TASK REQUIREMENTS> Find the lines in these entries that include the word "study" and state how many there are, with no other words.

INPUT ROWS>
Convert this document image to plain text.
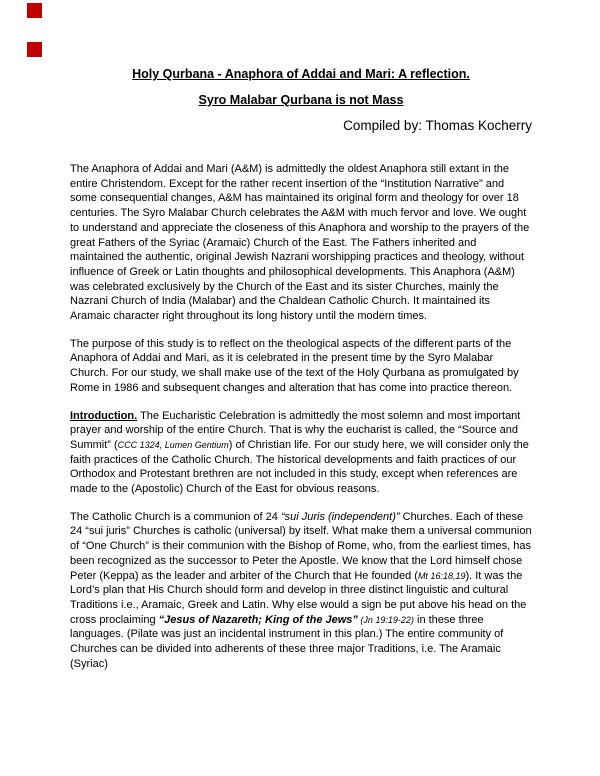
Holy Qurbana - Anaphora of Addai and Mari: A reflection.
Syro Malabar Qurbana is not Mass
Compiled by: Thomas Kocherry

The Anaphora of Addai and Mari (A&M) is admittedly the oldest Anaphora still extant in the entire Christendom. Except for the rather recent insertion of the “Institution Narrative” and some consequential changes, A&M has maintained its original form and theology for over 18 centuries. The Syro Malabar Church celebrates the A&M with much fervor and love. We ought to understand and appreciate the closeness of this Anaphora and worship to the prayers of the great Fathers of the Syriac (Aramaic) Church of the East. The Fathers inherited and maintained the authentic, original Jewish Nazrani worshipping practices and theology, without influence of Greek or Latin thoughts and philosophical developments. This Anaphora (A&M) was celebrated exclusively by the Church of the East and its sister Churches, mainly the Nazrani Church of India (Malabar) and the Chaldean Catholic Church. It maintained its Aramaic character right throughout its long history until the modern times.

The purpose of this study is to reflect on the theological aspects of the different parts of the Anaphora of Addai and Mari, as it is celebrated in the present time by the Syro Malabar Church. For our study, we shall make use of the text of the Holy Qurbana as promulgated by Rome in 1986 and subsequent changes and alteration that has come into practice thereon.

Introduction. The Eucharistic Celebration is admittedly the most solemn and most important prayer and worship of the entire Church. That is why the eucharist is called, the “Source and Summit” (CCC 1324, Lumen Gentium) of Christian life. For our study here, we will consider only the faith practices of the Catholic Church. The historical developments and faith practices of our Orthodox and Protestant brethren are not included in this study, except when references are made to the (Apostolic) Church of the East for obvious reasons.

The Catholic Church is a communion of 24 “sui Juris (independent)” Churches. Each of these 24 “sui juris” Churches is catholic (universal) by itself. What make them a universal communion of “One Church” is their communion with the Bishop of Rome, who, from the earliest times, has been recognized as the successor to Peter the Apostle. We know that the Lord himself chose Peter (Keppa) as the leader and arbiter of the Church that He founded (Mt 16:18,19). It was the Lord’s plan that His Church should form and develop in three distinct linguistic and cultural Traditions i.e., Aramaic, Greek and Latin. Why else would a sign be put above his head on the cross proclaiming “Jesus of Nazareth; King of the Jews” (Jn 19:19-22) in these three languages. (Pilate was just an incidental instrument in this plan.) The entire community of Churches can be divided into adherents of these three major Traditions, i.e. The Aramaic (Syriac)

SOLUTION BELOW> 2